* EXERCISE BRIEF: In the listing below, locate the lines bearing the word "FECHA". Copy every one of them.

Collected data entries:
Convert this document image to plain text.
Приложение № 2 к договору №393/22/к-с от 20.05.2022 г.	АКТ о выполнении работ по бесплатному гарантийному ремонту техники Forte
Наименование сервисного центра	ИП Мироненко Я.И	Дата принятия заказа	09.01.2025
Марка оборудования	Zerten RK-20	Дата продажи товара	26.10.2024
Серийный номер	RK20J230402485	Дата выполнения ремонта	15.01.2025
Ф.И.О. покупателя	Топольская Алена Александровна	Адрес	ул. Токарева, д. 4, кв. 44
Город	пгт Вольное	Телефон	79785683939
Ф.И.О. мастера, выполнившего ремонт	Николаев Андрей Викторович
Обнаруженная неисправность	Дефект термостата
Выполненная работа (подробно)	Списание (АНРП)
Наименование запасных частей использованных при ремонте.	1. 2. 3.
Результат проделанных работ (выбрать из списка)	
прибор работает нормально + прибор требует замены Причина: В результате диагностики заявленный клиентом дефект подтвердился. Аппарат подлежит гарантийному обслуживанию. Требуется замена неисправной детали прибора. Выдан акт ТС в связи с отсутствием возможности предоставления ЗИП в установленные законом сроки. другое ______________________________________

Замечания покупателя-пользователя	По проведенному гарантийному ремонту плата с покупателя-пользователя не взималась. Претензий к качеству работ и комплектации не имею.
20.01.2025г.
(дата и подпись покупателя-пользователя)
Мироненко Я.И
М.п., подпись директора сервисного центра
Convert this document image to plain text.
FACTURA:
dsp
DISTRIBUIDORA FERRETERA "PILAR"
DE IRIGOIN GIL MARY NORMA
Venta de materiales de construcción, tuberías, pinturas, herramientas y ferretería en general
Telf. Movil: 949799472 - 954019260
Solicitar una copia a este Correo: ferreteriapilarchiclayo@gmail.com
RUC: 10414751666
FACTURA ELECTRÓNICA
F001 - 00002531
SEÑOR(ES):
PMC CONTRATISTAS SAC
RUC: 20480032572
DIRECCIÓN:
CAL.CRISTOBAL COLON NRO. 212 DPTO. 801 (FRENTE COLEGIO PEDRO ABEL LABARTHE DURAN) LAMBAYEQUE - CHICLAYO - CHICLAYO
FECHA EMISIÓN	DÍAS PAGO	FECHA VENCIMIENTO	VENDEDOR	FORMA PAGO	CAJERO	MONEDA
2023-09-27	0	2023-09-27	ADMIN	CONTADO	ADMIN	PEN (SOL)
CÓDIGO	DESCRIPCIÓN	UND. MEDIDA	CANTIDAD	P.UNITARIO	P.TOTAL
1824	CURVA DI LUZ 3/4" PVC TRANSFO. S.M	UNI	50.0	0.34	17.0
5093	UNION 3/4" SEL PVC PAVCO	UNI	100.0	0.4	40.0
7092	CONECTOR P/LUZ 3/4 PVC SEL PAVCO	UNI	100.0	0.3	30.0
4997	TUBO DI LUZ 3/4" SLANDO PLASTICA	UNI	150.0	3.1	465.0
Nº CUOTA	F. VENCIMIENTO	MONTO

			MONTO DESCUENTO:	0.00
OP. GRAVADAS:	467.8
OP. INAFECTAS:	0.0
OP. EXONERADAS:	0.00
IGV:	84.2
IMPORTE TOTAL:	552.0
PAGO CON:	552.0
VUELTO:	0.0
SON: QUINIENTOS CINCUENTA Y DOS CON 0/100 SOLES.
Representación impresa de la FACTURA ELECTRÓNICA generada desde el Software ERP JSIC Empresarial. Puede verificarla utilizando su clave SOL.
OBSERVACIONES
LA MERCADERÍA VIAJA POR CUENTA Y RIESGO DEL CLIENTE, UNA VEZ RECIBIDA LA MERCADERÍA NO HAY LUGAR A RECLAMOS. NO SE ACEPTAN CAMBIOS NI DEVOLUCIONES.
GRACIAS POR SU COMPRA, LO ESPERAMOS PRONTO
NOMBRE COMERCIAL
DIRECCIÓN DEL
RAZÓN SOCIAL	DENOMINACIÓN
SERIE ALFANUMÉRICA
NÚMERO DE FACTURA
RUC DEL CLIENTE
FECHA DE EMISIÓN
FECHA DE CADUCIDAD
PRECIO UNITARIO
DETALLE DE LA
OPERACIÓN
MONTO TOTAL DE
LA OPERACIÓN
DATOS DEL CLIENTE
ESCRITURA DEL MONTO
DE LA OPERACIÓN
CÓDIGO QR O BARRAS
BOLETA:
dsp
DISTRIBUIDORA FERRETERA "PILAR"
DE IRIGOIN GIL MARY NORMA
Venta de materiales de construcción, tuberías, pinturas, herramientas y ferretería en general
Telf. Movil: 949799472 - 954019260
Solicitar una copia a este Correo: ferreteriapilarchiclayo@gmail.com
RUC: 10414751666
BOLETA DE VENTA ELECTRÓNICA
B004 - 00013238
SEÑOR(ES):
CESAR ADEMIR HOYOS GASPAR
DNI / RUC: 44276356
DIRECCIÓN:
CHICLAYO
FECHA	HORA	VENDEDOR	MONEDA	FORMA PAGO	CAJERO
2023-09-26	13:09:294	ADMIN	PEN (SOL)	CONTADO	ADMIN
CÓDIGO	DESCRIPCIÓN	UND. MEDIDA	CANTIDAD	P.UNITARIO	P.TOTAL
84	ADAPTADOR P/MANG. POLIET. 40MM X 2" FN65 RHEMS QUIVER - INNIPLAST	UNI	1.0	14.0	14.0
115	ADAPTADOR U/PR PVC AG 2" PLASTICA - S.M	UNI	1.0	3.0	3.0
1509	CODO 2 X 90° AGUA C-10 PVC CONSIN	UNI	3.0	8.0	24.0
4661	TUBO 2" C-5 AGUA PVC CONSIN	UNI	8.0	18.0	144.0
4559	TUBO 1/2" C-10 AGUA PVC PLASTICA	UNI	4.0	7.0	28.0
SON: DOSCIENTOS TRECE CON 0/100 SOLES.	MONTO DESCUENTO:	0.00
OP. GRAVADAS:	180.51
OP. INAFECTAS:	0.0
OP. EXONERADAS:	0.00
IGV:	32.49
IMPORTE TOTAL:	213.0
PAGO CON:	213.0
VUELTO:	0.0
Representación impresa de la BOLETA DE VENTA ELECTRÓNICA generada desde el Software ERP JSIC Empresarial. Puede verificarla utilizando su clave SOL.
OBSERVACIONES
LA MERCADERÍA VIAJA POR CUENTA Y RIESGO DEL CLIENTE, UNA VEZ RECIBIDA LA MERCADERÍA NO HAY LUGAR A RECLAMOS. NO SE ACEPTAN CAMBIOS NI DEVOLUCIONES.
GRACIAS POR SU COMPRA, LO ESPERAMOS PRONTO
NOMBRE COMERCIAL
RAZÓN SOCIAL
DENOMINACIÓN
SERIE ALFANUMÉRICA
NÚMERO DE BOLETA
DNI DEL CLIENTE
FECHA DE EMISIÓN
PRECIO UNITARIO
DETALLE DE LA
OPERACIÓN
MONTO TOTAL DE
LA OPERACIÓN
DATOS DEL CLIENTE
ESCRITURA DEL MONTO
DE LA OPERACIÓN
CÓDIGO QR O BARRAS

* CORRECT RESULT:
FECHA EMISIÓN	DÍAS PAGO	FECHA VENCIMIENTO	VENDEDOR	FORMA PAGO	CAJERO	MONEDA
FECHA DE EMISIÓN
FECHA DE CADUCIDAD
FECHA	HORA	VENDEDOR	MONEDA	FORMA PAGO	CAJERO
FECHA DE EMISIÓN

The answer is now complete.